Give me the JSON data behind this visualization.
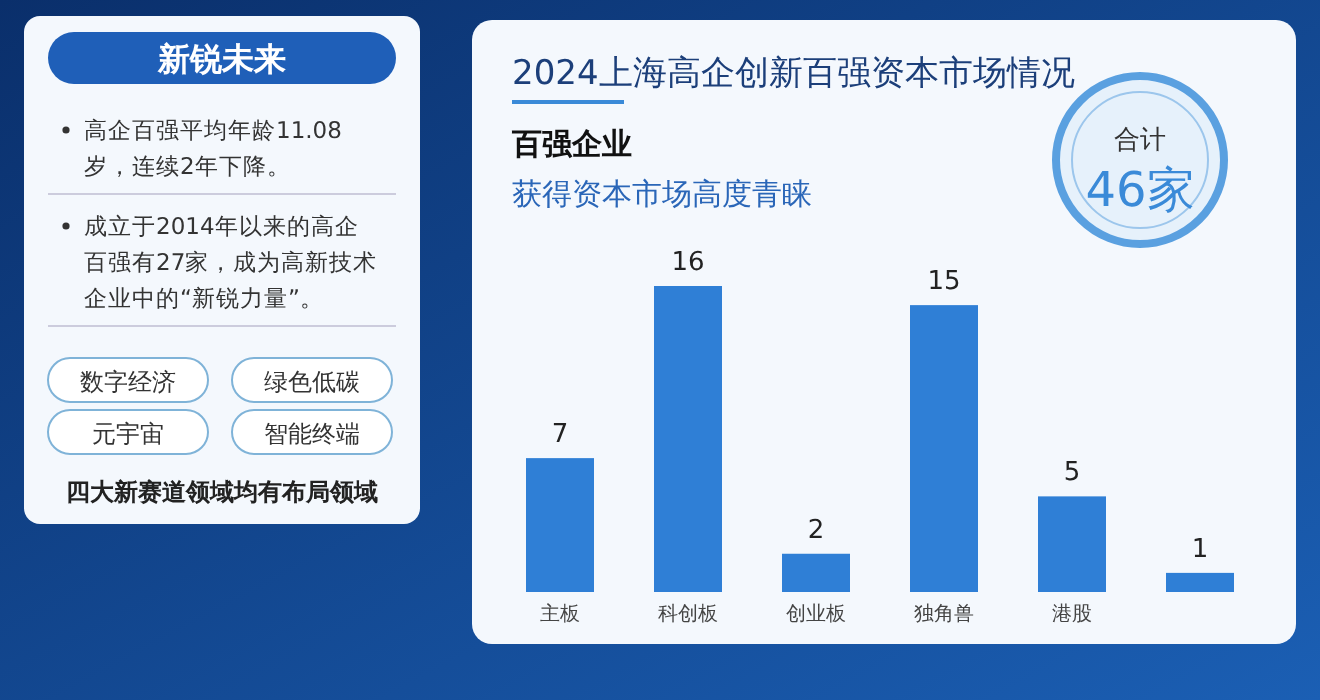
{
  "chart_data": [
    {
      "type": "other",
      "title": "新锐未来",
      "annotations": [
        "高企百强平均年龄11.08岁，连续2年下降。",
        "成立于2014年以来的高企百强有27家，成为高新技术企业中的“新锐力量”。",
        "数字经济",
        "绿色低碳",
        "元宇宙",
        "智能终端",
        "四大新赛道领域均有布局领域"
      ]
    },
    {
      "type": "bar",
      "title": "2024上海高企创新百强资本市场情况",
      "subtitle": "百强企业",
      "annotations": [
        "获得资本市场高度青睐",
        "合计",
        "46家"
      ],
      "categories": [
        "主板",
        "科创板",
        "创业板",
        "独角兽",
        "港股",
        null
      ],
      "values": [
        7,
        16,
        2,
        15,
        5,
        1
      ],
      "color": "#2f7fd6",
      "data_labels": true
    }
  ]
}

• • •

_What is expected_:
Transcribe the records above exactly, omitting every picture they contain.

_Full solution_:
Give me the JSON data behind this visualization.
{
  "chart_data": [
    {
      "type": "other",
      "title": "新锐未来",
      "annotations": [
        "高企百强平均年龄11.08岁，连续2年下降。",
        "成立于2014年以来的高企百强有27家，成为高新技术企业中的“新锐力量”。",
        "数字经济",
        "绿色低碳",
        "元宇宙",
        "智能终端",
        "四大新赛道领域均有布局领域"
      ]
    },
    {
      "type": "bar",
      "title": "2024上海高企创新百强资本市场情况",
      "subtitle": "百强企业",
      "annotations": [
        "获得资本市场高度青睐",
        "合计",
        "46家"
      ],
      "categories": [
        "主板",
        "科创板",
        "创业板",
        "独角兽",
        "港股",
        null
      ],
      "values": [
        7,
        16,
        2,
        15,
        5,
        1
      ],
      "color": "#2f7fd6",
      "data_labels": true
    }
  ]
}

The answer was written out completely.